___ DATASET ENTRIES ___

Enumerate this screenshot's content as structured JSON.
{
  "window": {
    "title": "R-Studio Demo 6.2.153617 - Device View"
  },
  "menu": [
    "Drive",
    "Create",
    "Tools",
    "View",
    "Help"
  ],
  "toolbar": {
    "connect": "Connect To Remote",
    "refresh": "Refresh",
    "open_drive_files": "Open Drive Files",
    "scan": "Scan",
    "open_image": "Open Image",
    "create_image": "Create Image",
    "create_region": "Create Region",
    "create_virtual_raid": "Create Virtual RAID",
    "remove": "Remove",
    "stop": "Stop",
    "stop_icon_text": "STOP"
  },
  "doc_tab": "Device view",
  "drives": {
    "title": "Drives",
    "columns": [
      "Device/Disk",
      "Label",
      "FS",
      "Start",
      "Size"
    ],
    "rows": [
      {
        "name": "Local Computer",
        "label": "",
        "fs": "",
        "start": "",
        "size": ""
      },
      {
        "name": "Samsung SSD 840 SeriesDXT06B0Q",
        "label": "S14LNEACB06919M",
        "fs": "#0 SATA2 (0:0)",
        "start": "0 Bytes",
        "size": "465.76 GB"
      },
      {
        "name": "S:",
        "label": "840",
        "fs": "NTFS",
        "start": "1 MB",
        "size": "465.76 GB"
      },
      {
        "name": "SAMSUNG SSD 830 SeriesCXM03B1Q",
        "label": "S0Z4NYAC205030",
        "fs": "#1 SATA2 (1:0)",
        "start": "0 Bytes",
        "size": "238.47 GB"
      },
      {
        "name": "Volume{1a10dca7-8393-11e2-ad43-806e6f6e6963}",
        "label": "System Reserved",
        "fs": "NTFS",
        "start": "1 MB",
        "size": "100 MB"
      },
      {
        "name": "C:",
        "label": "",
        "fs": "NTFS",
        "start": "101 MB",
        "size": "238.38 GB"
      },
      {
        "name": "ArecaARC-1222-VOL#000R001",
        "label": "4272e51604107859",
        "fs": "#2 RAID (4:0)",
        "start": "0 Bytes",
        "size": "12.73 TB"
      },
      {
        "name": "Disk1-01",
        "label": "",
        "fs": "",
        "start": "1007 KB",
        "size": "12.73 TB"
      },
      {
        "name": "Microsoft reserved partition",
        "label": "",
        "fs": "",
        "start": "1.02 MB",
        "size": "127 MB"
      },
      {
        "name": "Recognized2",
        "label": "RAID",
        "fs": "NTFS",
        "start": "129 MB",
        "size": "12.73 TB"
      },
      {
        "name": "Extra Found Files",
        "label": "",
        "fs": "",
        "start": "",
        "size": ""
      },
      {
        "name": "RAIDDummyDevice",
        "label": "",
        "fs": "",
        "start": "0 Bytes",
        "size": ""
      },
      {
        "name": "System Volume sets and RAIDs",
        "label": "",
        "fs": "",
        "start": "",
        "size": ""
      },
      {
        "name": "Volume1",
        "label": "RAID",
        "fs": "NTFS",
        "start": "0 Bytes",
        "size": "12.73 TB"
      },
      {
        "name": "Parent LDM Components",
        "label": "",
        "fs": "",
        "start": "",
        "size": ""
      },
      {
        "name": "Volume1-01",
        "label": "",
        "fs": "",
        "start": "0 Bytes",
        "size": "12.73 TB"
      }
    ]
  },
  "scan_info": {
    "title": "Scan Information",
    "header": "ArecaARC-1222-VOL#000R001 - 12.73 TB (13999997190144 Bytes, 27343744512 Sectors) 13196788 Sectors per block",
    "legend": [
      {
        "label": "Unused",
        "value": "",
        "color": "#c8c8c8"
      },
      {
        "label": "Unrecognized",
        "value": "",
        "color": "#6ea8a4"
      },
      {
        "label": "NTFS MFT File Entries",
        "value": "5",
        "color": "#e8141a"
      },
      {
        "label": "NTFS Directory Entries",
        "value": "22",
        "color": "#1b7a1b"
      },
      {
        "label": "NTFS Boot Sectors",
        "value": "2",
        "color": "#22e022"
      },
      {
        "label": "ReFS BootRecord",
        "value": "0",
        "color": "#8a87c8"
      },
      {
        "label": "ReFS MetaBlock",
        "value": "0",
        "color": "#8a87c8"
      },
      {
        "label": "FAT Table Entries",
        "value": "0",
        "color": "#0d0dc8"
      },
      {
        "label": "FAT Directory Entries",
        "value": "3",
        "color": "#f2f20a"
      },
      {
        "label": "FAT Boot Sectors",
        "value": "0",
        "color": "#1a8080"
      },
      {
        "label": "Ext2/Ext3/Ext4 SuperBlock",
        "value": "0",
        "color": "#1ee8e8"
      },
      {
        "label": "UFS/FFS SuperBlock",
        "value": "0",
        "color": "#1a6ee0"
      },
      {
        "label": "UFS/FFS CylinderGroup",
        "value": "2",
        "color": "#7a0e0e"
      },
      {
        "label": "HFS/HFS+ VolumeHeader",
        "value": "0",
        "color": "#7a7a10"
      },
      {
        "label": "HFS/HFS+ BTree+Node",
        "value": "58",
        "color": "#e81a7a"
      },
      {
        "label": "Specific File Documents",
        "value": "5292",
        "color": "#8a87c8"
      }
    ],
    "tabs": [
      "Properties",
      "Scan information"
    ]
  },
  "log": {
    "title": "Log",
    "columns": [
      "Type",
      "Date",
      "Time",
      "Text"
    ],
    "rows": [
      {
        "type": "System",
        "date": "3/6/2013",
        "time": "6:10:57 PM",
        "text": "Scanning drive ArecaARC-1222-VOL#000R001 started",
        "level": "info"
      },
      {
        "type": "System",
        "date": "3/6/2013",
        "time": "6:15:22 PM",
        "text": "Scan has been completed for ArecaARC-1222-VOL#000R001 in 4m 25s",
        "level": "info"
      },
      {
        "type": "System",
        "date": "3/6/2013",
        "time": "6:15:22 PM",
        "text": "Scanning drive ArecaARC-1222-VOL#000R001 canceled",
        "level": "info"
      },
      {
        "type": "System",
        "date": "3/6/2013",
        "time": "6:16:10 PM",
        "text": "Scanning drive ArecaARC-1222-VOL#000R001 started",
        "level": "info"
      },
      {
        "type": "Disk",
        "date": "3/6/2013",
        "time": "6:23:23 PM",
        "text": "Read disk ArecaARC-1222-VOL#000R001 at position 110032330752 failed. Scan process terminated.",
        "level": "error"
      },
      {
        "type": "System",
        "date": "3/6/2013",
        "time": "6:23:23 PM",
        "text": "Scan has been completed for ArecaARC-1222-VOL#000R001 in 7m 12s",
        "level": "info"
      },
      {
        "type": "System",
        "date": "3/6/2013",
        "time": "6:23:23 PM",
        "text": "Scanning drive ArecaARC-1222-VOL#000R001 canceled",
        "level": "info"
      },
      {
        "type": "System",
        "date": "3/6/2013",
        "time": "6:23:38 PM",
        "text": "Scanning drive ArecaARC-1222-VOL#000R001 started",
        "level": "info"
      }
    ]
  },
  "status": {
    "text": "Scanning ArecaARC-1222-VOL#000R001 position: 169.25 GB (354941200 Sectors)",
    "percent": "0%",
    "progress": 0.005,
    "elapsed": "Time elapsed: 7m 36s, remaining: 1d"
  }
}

___

The entries above should be repeated exactly, every one of them.

Enumerate this screenshot's content as structured JSON.
{
  "window": {
    "title": "R-Studio Demo 6.2.153617 - Device View"
  },
  "menu": [
    "Drive",
    "Create",
    "Tools",
    "View",
    "Help"
  ],
  "toolbar": {
    "connect": "Connect To Remote",
    "refresh": "Refresh",
    "open_drive_files": "Open Drive Files",
    "scan": "Scan",
    "open_image": "Open Image",
    "create_image": "Create Image",
    "create_region": "Create Region",
    "create_virtual_raid": "Create Virtual RAID",
    "remove": "Remove",
    "stop": "Stop",
    "stop_icon_text": "STOP"
  },
  "doc_tab": "Device view",
  "drives": {
    "title": "Drives",
    "columns": [
      "Device/Disk",
      "Label",
      "FS",
      "Start",
      "Size"
    ],
    "rows": [
      {
        "name": "Local Computer",
        "label": "",
        "fs": "",
        "start": "",
        "size": ""
      },
      {
        "name": "Samsung SSD 840 SeriesDXT06B0Q",
        "label": "S14LNEACB06919M",
        "fs": "#0 SATA2 (0:0)",
        "start": "0 Bytes",
        "size": "465.76 GB"
      },
      {
        "name": "S:",
        "label": "840",
        "fs": "NTFS",
        "start": "1 MB",
        "size": "465.76 GB"
      },
      {
        "name": "SAMSUNG SSD 830 SeriesCXM03B1Q",
        "label": "S0Z4NYAC205030",
        "fs": "#1 SATA2 (1:0)",
        "start": "0 Bytes",
        "size": "238.47 GB"
      },
      {
        "name": "Volume{1a10dca7-8393-11e2-ad43-806e6f6e6963}",
        "label": "System Reserved",
        "fs": "NTFS",
        "start": "1 MB",
        "size": "100 MB"
      },
      {
        "name": "C:",
        "label": "",
        "fs": "NTFS",
        "start": "101 MB",
        "size": "238.38 GB"
      },
      {
        "name": "ArecaARC-1222-VOL#000R001",
        "label": "4272e51604107859",
        "fs": "#2 RAID (4:0)",
        "start": "0 Bytes",
        "size": "12.73 TB"
      },
      {
        "name": "Disk1-01",
        "label": "",
        "fs": "",
        "start": "1007 KB",
        "size": "12.73 TB"
      },
      {
        "name": "Microsoft reserved partition",
        "label": "",
        "fs": "",
        "start": "1.02 MB",
        "size": "127 MB"
      },
      {
        "name": "Recognized2",
        "label": "RAID",
        "fs": "NTFS",
        "start": "129 MB",
        "size": "12.73 TB"
      },
      {
        "name": "Extra Found Files",
        "label": "",
        "fs": "",
        "start": "",
        "size": ""
      },
      {
        "name": "RAIDDummyDevice",
        "label": "",
        "fs": "",
        "start": "0 Bytes",
        "size": ""
      },
      {
        "name": "System Volume sets and RAIDs",
        "label": "",
        "fs": "",
        "start": "",
        "size": ""
      },
      {
        "name": "Volume1",
        "label": "RAID",
        "fs": "NTFS",
        "start": "0 Bytes",
        "size": "12.73 TB"
      },
      {
        "name": "Parent LDM Components",
        "label": "",
        "fs": "",
        "start": "",
        "size": ""
      },
      {
        "name": "Volume1-01",
        "label": "",
        "fs": "",
        "start": "0 Bytes",
        "size": "12.73 TB"
      }
    ]
  },
  "scan_info": {
    "title": "Scan Information",
    "header": "ArecaARC-1222-VOL#000R001 - 12.73 TB (13999997190144 Bytes, 27343744512 Sectors) 13196788 Sectors per block",
    "legend": [
      {
        "label": "Unused",
        "value": "",
        "color": "#c8c8c8"
      },
      {
        "label": "Unrecognized",
        "value": "",
        "color": "#6ea8a4"
      },
      {
        "label": "NTFS MFT File Entries",
        "value": "5",
        "color": "#e8141a"
      },
      {
        "label": "NTFS Directory Entries",
        "value": "22",
        "color": "#1b7a1b"
      },
      {
        "label": "NTFS Boot Sectors",
        "value": "2",
        "color": "#22e022"
      },
      {
        "label": "ReFS BootRecord",
        "value": "0",
        "color": "#8a87c8"
      },
      {
        "label": "ReFS MetaBlock",
        "value": "0",
        "color": "#8a87c8"
      },
      {
        "label": "FAT Table Entries",
        "value": "0",
        "color": "#0d0dc8"
      },
      {
        "label": "FAT Directory Entries",
        "value": "3",
        "color": "#f2f20a"
      },
      {
        "label": "FAT Boot Sectors",
        "value": "0",
        "color": "#1a8080"
      },
      {
        "label": "Ext2/Ext3/Ext4 SuperBlock",
        "value": "0",
        "color": "#1ee8e8"
      },
      {
        "label": "UFS/FFS SuperBlock",
        "value": "0",
        "color": "#1a6ee0"
      },
      {
        "label": "UFS/FFS CylinderGroup",
        "value": "2",
        "color": "#7a0e0e"
      },
      {
        "label": "HFS/HFS+ VolumeHeader",
        "value": "0",
        "color": "#7a7a10"
      },
      {
        "label": "HFS/HFS+ BTree+Node",
        "value": "58",
        "color": "#e81a7a"
      },
      {
        "label": "Specific File Documents",
        "value": "5292",
        "color": "#8a87c8"
      }
    ],
    "tabs": [
      "Properties",
      "Scan information"
    ]
  },
  "log": {
    "title": "Log",
    "columns": [
      "Type",
      "Date",
      "Time",
      "Text"
    ],
    "rows": [
      {
        "type": "System",
        "date": "3/6/2013",
        "time": "6:10:57 PM",
        "text": "Scanning drive ArecaARC-1222-VOL#000R001 started",
        "level": "info"
      },
      {
        "type": "System",
        "date": "3/6/2013",
        "time": "6:15:22 PM",
        "text": "Scan has been completed for ArecaARC-1222-VOL#000R001 in 4m 25s",
        "level": "info"
      },
      {
        "type": "System",
        "date": "3/6/2013",
        "time": "6:15:22 PM",
        "text": "Scanning drive ArecaARC-1222-VOL#000R001 canceled",
        "level": "info"
      },
      {
        "type": "System",
        "date": "3/6/2013",
        "time": "6:16:10 PM",
        "text": "Scanning drive ArecaARC-1222-VOL#000R001 started",
        "level": "info"
      },
      {
        "type": "Disk",
        "date": "3/6/2013",
        "time": "6:23:23 PM",
        "text": "Read disk ArecaARC-1222-VOL#000R001 at position 110032330752 failed. Scan process terminated.",
        "level": "error"
      },
      {
        "type": "System",
        "date": "3/6/2013",
        "time": "6:23:23 PM",
        "text": "Scan has been completed for ArecaARC-1222-VOL#000R001 in 7m 12s",
        "level": "info"
      },
      {
        "type": "System",
        "date": "3/6/2013",
        "time": "6:23:23 PM",
        "text": "Scanning drive ArecaARC-1222-VOL#000R001 canceled",
        "level": "info"
      },
      {
        "type": "System",
        "date": "3/6/2013",
        "time": "6:23:38 PM",
        "text": "Scanning drive ArecaARC-1222-VOL#000R001 started",
        "level": "info"
      }
    ]
  },
  "status": {
    "text": "Scanning ArecaARC-1222-VOL#000R001 position: 169.25 GB (354941200 Sectors)",
    "percent": "0%",
    "progress": 0.005,
    "elapsed": "Time elapsed: 7m 36s, remaining: 1d"
  }
}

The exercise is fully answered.